▶ [RECORD EXCERPTS]:
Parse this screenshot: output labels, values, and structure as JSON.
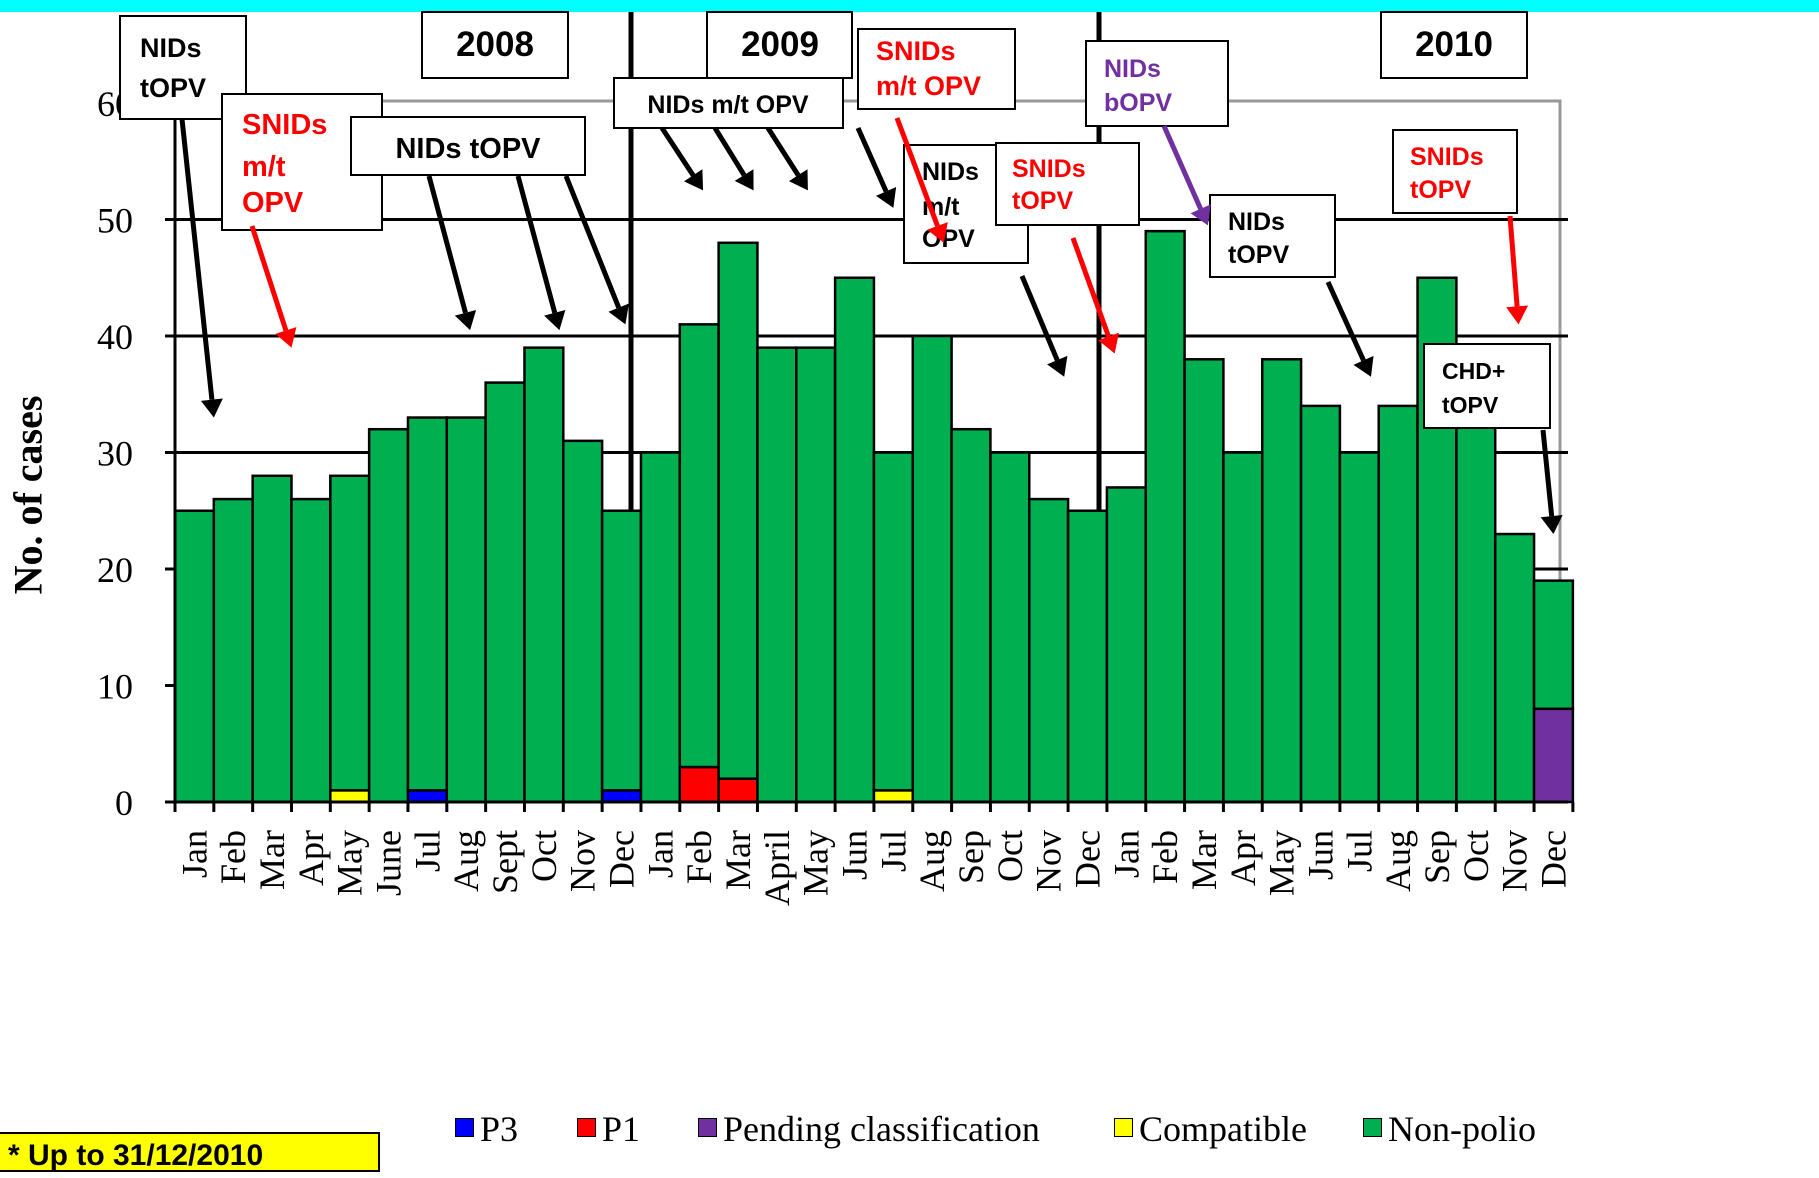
{
  "chart_data": {
    "type": "bar",
    "stacked": true,
    "ylabel": "No. of cases",
    "ylim": [
      0,
      60
    ],
    "yticks": [
      0,
      10,
      20,
      30,
      40,
      50,
      60
    ],
    "grid": true,
    "legend_position": "bottom",
    "year_labels": [
      "2008",
      "2009",
      "2010"
    ],
    "categories": [
      "Jan",
      "Feb",
      "Mar",
      "Apr",
      "May",
      "June",
      "Jul",
      "Aug",
      "Sept",
      "Oct",
      "Nov",
      "Dec",
      "Jan",
      "Feb",
      "Mar",
      "April",
      "May",
      "Jun",
      "Jul",
      "Aug",
      "Sep",
      "Oct",
      "Nov",
      "Dec",
      "Jan",
      "Feb",
      "Mar",
      "Apr",
      "May",
      "Jun",
      "Jul",
      "Aug",
      "Sep",
      "Oct",
      "Nov",
      "Dec"
    ],
    "series": [
      {
        "name": "P3",
        "color": "#0000ff",
        "values": [
          0,
          0,
          0,
          0,
          0,
          0,
          1,
          0,
          0,
          0,
          0,
          1,
          0,
          0,
          0,
          0,
          0,
          0,
          0,
          0,
          0,
          0,
          0,
          0,
          0,
          0,
          0,
          0,
          0,
          0,
          0,
          0,
          0,
          0,
          0,
          0
        ]
      },
      {
        "name": "P1",
        "color": "#ff0000",
        "values": [
          0,
          0,
          0,
          0,
          0,
          0,
          0,
          0,
          0,
          0,
          0,
          0,
          0,
          3,
          2,
          0,
          0,
          0,
          0,
          0,
          0,
          0,
          0,
          0,
          0,
          0,
          0,
          0,
          0,
          0,
          0,
          0,
          0,
          0,
          0,
          0
        ]
      },
      {
        "name": "Pending classification",
        "color": "#7030a0",
        "values": [
          0,
          0,
          0,
          0,
          0,
          0,
          0,
          0,
          0,
          0,
          0,
          0,
          0,
          0,
          0,
          0,
          0,
          0,
          0,
          0,
          0,
          0,
          0,
          0,
          0,
          0,
          0,
          0,
          0,
          0,
          0,
          0,
          0,
          0,
          0,
          8
        ]
      },
      {
        "name": "Compatible",
        "color": "#ffff00",
        "values": [
          0,
          0,
          0,
          0,
          1,
          0,
          0,
          0,
          0,
          0,
          0,
          0,
          0,
          0,
          0,
          0,
          0,
          0,
          1,
          0,
          0,
          0,
          0,
          0,
          0,
          0,
          0,
          0,
          0,
          0,
          0,
          0,
          0,
          0,
          0,
          0
        ]
      },
      {
        "name": "Non-polio",
        "color": "#00b050",
        "values": [
          25,
          26,
          28,
          26,
          27,
          32,
          32,
          33,
          36,
          39,
          31,
          24,
          30,
          38,
          46,
          39,
          39,
          45,
          29,
          40,
          32,
          30,
          26,
          25,
          27,
          49,
          38,
          30,
          38,
          34,
          30,
          34,
          45,
          35,
          23,
          11
        ]
      }
    ],
    "annotations": [
      {
        "text": [
          "NIDs",
          "tOPV"
        ],
        "color": "#000000",
        "arrows": [
          {
            "month": 1,
            "value": 33
          }
        ]
      },
      {
        "text": [
          "SNIDs",
          "m/t",
          "OPV"
        ],
        "color": "#ff0000",
        "arrows": [
          {
            "month": 3,
            "value": 39
          }
        ]
      },
      {
        "text": [
          "NIDs tOPV"
        ],
        "color": "#000000",
        "arrows": [
          {
            "month": 7.6,
            "value": 40.5
          },
          {
            "month": 9.9,
            "value": 40.5
          },
          {
            "month": 11.6,
            "value": 41
          }
        ]
      },
      {
        "text": [
          "2008"
        ],
        "color": "#000000",
        "arrows": []
      },
      {
        "text": [
          "2009"
        ],
        "color": "#000000",
        "arrows": []
      },
      {
        "text": [
          "NIDs m/t OPV"
        ],
        "color": "#000000",
        "arrows": [
          {
            "month": 13.6,
            "value": 52.5
          },
          {
            "month": 14.9,
            "value": 52.5
          },
          {
            "month": 16.3,
            "value": 52.5
          },
          {
            "month": 18.5,
            "value": 51
          }
        ]
      },
      {
        "text": [
          "SNIDs",
          "m/t OPV"
        ],
        "color": "#ff0000",
        "arrows": [
          {
            "month": 19.8,
            "value": 48
          }
        ]
      },
      {
        "text": [
          "NIDs",
          "m/t",
          "OPV"
        ],
        "color": "#000000",
        "arrows": [
          {
            "month": 22.9,
            "value": 36.5
          }
        ]
      },
      {
        "text": [
          "SNIDs",
          "tOPV"
        ],
        "color": "#ff0000",
        "arrows": [
          {
            "month": 24.2,
            "value": 38.5
          }
        ]
      },
      {
        "text": [
          "NIDs",
          "bOPV"
        ],
        "color": "#7030a0",
        "arrows": [
          {
            "month": 26.6,
            "value": 49.5
          }
        ]
      },
      {
        "text": [
          "NIDs",
          "tOPV"
        ],
        "color": "#000000",
        "arrows": [
          {
            "month": 30.8,
            "value": 36.5
          }
        ]
      },
      {
        "text": [
          "2010"
        ],
        "color": "#000000",
        "arrows": []
      },
      {
        "text": [
          "SNIDs",
          "tOPV"
        ],
        "color": "#ff0000",
        "arrows": [
          {
            "month": 34.6,
            "value": 41
          }
        ]
      },
      {
        "text": [
          "CHD+",
          "tOPV"
        ],
        "color": "#000000",
        "arrows": [
          {
            "month": 35.5,
            "value": 23
          }
        ]
      }
    ]
  },
  "note": "* Up to 31/12/2010"
}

▶ [WHAT THE EXERCISE ASKS]: Without the pictures, reproduce every line of the records above exactly.

▶ [TASK RESULT]:
Parse this screenshot: output labels, values, and structure as JSON.
{
  "chart_data": {
    "type": "bar",
    "stacked": true,
    "ylabel": "No. of cases",
    "ylim": [
      0,
      60
    ],
    "yticks": [
      0,
      10,
      20,
      30,
      40,
      50,
      60
    ],
    "grid": true,
    "legend_position": "bottom",
    "year_labels": [
      "2008",
      "2009",
      "2010"
    ],
    "categories": [
      "Jan",
      "Feb",
      "Mar",
      "Apr",
      "May",
      "June",
      "Jul",
      "Aug",
      "Sept",
      "Oct",
      "Nov",
      "Dec",
      "Jan",
      "Feb",
      "Mar",
      "April",
      "May",
      "Jun",
      "Jul",
      "Aug",
      "Sep",
      "Oct",
      "Nov",
      "Dec",
      "Jan",
      "Feb",
      "Mar",
      "Apr",
      "May",
      "Jun",
      "Jul",
      "Aug",
      "Sep",
      "Oct",
      "Nov",
      "Dec"
    ],
    "series": [
      {
        "name": "P3",
        "color": "#0000ff",
        "values": [
          0,
          0,
          0,
          0,
          0,
          0,
          1,
          0,
          0,
          0,
          0,
          1,
          0,
          0,
          0,
          0,
          0,
          0,
          0,
          0,
          0,
          0,
          0,
          0,
          0,
          0,
          0,
          0,
          0,
          0,
          0,
          0,
          0,
          0,
          0,
          0
        ]
      },
      {
        "name": "P1",
        "color": "#ff0000",
        "values": [
          0,
          0,
          0,
          0,
          0,
          0,
          0,
          0,
          0,
          0,
          0,
          0,
          0,
          3,
          2,
          0,
          0,
          0,
          0,
          0,
          0,
          0,
          0,
          0,
          0,
          0,
          0,
          0,
          0,
          0,
          0,
          0,
          0,
          0,
          0,
          0
        ]
      },
      {
        "name": "Pending classification",
        "color": "#7030a0",
        "values": [
          0,
          0,
          0,
          0,
          0,
          0,
          0,
          0,
          0,
          0,
          0,
          0,
          0,
          0,
          0,
          0,
          0,
          0,
          0,
          0,
          0,
          0,
          0,
          0,
          0,
          0,
          0,
          0,
          0,
          0,
          0,
          0,
          0,
          0,
          0,
          8
        ]
      },
      {
        "name": "Compatible",
        "color": "#ffff00",
        "values": [
          0,
          0,
          0,
          0,
          1,
          0,
          0,
          0,
          0,
          0,
          0,
          0,
          0,
          0,
          0,
          0,
          0,
          0,
          1,
          0,
          0,
          0,
          0,
          0,
          0,
          0,
          0,
          0,
          0,
          0,
          0,
          0,
          0,
          0,
          0,
          0
        ]
      },
      {
        "name": "Non-polio",
        "color": "#00b050",
        "values": [
          25,
          26,
          28,
          26,
          27,
          32,
          32,
          33,
          36,
          39,
          31,
          24,
          30,
          38,
          46,
          39,
          39,
          45,
          29,
          40,
          32,
          30,
          26,
          25,
          27,
          49,
          38,
          30,
          38,
          34,
          30,
          34,
          45,
          35,
          23,
          11
        ]
      }
    ],
    "annotations": [
      {
        "text": [
          "NIDs",
          "tOPV"
        ],
        "color": "#000000",
        "arrows": [
          {
            "month": 1,
            "value": 33
          }
        ]
      },
      {
        "text": [
          "SNIDs",
          "m/t",
          "OPV"
        ],
        "color": "#ff0000",
        "arrows": [
          {
            "month": 3,
            "value": 39
          }
        ]
      },
      {
        "text": [
          "NIDs tOPV"
        ],
        "color": "#000000",
        "arrows": [
          {
            "month": 7.6,
            "value": 40.5
          },
          {
            "month": 9.9,
            "value": 40.5
          },
          {
            "month": 11.6,
            "value": 41
          }
        ]
      },
      {
        "text": [
          "2008"
        ],
        "color": "#000000",
        "arrows": []
      },
      {
        "text": [
          "2009"
        ],
        "color": "#000000",
        "arrows": []
      },
      {
        "text": [
          "NIDs m/t OPV"
        ],
        "color": "#000000",
        "arrows": [
          {
            "month": 13.6,
            "value": 52.5
          },
          {
            "month": 14.9,
            "value": 52.5
          },
          {
            "month": 16.3,
            "value": 52.5
          },
          {
            "month": 18.5,
            "value": 51
          }
        ]
      },
      {
        "text": [
          "SNIDs",
          "m/t OPV"
        ],
        "color": "#ff0000",
        "arrows": [
          {
            "month": 19.8,
            "value": 48
          }
        ]
      },
      {
        "text": [
          "NIDs",
          "m/t",
          "OPV"
        ],
        "color": "#000000",
        "arrows": [
          {
            "month": 22.9,
            "value": 36.5
          }
        ]
      },
      {
        "text": [
          "SNIDs",
          "tOPV"
        ],
        "color": "#ff0000",
        "arrows": [
          {
            "month": 24.2,
            "value": 38.5
          }
        ]
      },
      {
        "text": [
          "NIDs",
          "bOPV"
        ],
        "color": "#7030a0",
        "arrows": [
          {
            "month": 26.6,
            "value": 49.5
          }
        ]
      },
      {
        "text": [
          "NIDs",
          "tOPV"
        ],
        "color": "#000000",
        "arrows": [
          {
            "month": 30.8,
            "value": 36.5
          }
        ]
      },
      {
        "text": [
          "2010"
        ],
        "color": "#000000",
        "arrows": []
      },
      {
        "text": [
          "SNIDs",
          "tOPV"
        ],
        "color": "#ff0000",
        "arrows": [
          {
            "month": 34.6,
            "value": 41
          }
        ]
      },
      {
        "text": [
          "CHD+",
          "tOPV"
        ],
        "color": "#000000",
        "arrows": [
          {
            "month": 35.5,
            "value": 23
          }
        ]
      }
    ]
  },
  "note": "* Up to 31/12/2010"
}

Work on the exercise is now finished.